| To do |
Every entry below must appear again, exactly as written.

____ Exercise input

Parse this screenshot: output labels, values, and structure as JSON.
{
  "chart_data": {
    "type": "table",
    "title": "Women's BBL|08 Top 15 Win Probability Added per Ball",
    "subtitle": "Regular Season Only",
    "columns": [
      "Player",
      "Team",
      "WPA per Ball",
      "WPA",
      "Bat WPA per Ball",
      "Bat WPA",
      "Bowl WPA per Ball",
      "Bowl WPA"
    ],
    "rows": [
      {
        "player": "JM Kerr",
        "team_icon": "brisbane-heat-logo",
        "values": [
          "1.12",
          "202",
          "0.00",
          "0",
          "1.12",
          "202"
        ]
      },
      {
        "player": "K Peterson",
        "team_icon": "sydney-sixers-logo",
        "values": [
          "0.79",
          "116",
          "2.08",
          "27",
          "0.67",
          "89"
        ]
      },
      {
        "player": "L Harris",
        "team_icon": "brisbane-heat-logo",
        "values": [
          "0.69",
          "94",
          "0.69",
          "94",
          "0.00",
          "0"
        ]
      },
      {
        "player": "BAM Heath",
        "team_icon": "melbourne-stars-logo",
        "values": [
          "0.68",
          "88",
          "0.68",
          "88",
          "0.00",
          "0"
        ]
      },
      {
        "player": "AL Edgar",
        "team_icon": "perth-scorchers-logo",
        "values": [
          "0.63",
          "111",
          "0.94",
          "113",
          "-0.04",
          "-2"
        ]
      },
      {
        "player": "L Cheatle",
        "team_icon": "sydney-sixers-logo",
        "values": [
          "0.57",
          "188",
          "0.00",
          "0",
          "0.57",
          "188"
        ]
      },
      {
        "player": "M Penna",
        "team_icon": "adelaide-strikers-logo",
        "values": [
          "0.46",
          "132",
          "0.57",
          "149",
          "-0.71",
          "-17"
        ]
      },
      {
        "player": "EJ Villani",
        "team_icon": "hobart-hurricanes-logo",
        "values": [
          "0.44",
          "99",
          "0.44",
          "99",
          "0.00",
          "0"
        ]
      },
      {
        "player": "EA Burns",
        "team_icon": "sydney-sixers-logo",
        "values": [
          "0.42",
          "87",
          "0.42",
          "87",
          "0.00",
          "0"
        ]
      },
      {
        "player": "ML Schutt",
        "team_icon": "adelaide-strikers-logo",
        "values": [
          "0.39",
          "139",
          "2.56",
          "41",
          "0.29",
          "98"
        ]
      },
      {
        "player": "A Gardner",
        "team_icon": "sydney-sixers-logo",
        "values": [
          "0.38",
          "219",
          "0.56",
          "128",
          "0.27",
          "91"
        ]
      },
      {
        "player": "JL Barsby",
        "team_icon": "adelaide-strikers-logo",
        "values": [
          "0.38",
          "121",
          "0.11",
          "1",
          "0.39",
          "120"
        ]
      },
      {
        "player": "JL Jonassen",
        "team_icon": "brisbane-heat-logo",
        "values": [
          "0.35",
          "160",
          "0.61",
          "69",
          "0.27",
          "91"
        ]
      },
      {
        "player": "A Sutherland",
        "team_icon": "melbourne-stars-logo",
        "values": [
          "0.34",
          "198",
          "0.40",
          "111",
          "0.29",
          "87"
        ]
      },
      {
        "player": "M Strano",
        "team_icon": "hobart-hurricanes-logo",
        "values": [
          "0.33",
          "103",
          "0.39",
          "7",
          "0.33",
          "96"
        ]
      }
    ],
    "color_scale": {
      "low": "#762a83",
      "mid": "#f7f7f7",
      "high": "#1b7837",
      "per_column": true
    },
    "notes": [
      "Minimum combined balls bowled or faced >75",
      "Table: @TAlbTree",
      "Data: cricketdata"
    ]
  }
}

________

| Problem solution |
Parse this screenshot: output labels, values, and structure as JSON.
{
  "chart_data": {
    "type": "table",
    "title": "Women's BBL|08 Top 15 Win Probability Added per Ball",
    "subtitle": "Regular Season Only",
    "columns": [
      "Player",
      "Team",
      "WPA per Ball",
      "WPA",
      "Bat WPA per Ball",
      "Bat WPA",
      "Bowl WPA per Ball",
      "Bowl WPA"
    ],
    "rows": [
      {
        "player": "JM Kerr",
        "team_icon": "brisbane-heat-logo",
        "values": [
          "1.12",
          "202",
          "0.00",
          "0",
          "1.12",
          "202"
        ]
      },
      {
        "player": "K Peterson",
        "team_icon": "sydney-sixers-logo",
        "values": [
          "0.79",
          "116",
          "2.08",
          "27",
          "0.67",
          "89"
        ]
      },
      {
        "player": "L Harris",
        "team_icon": "brisbane-heat-logo",
        "values": [
          "0.69",
          "94",
          "0.69",
          "94",
          "0.00",
          "0"
        ]
      },
      {
        "player": "BAM Heath",
        "team_icon": "melbourne-stars-logo",
        "values": [
          "0.68",
          "88",
          "0.68",
          "88",
          "0.00",
          "0"
        ]
      },
      {
        "player": "AL Edgar",
        "team_icon": "perth-scorchers-logo",
        "values": [
          "0.63",
          "111",
          "0.94",
          "113",
          "-0.04",
          "-2"
        ]
      },
      {
        "player": "L Cheatle",
        "team_icon": "sydney-sixers-logo",
        "values": [
          "0.57",
          "188",
          "0.00",
          "0",
          "0.57",
          "188"
        ]
      },
      {
        "player": "M Penna",
        "team_icon": "adelaide-strikers-logo",
        "values": [
          "0.46",
          "132",
          "0.57",
          "149",
          "-0.71",
          "-17"
        ]
      },
      {
        "player": "EJ Villani",
        "team_icon": "hobart-hurricanes-logo",
        "values": [
          "0.44",
          "99",
          "0.44",
          "99",
          "0.00",
          "0"
        ]
      },
      {
        "player": "EA Burns",
        "team_icon": "sydney-sixers-logo",
        "values": [
          "0.42",
          "87",
          "0.42",
          "87",
          "0.00",
          "0"
        ]
      },
      {
        "player": "ML Schutt",
        "team_icon": "adelaide-strikers-logo",
        "values": [
          "0.39",
          "139",
          "2.56",
          "41",
          "0.29",
          "98"
        ]
      },
      {
        "player": "A Gardner",
        "team_icon": "sydney-sixers-logo",
        "values": [
          "0.38",
          "219",
          "0.56",
          "128",
          "0.27",
          "91"
        ]
      },
      {
        "player": "JL Barsby",
        "team_icon": "adelaide-strikers-logo",
        "values": [
          "0.38",
          "121",
          "0.11",
          "1",
          "0.39",
          "120"
        ]
      },
      {
        "player": "JL Jonassen",
        "team_icon": "brisbane-heat-logo",
        "values": [
          "0.35",
          "160",
          "0.61",
          "69",
          "0.27",
          "91"
        ]
      },
      {
        "player": "A Sutherland",
        "team_icon": "melbourne-stars-logo",
        "values": [
          "0.34",
          "198",
          "0.40",
          "111",
          "0.29",
          "87"
        ]
      },
      {
        "player": "M Strano",
        "team_icon": "hobart-hurricanes-logo",
        "values": [
          "0.33",
          "103",
          "0.39",
          "7",
          "0.33",
          "96"
        ]
      }
    ],
    "color_scale": {
      "low": "#762a83",
      "mid": "#f7f7f7",
      "high": "#1b7837",
      "per_column": true
    },
    "notes": [
      "Minimum combined balls bowled or faced >75",
      "Table: @TAlbTree",
      "Data: cricketdata"
    ]
  }
}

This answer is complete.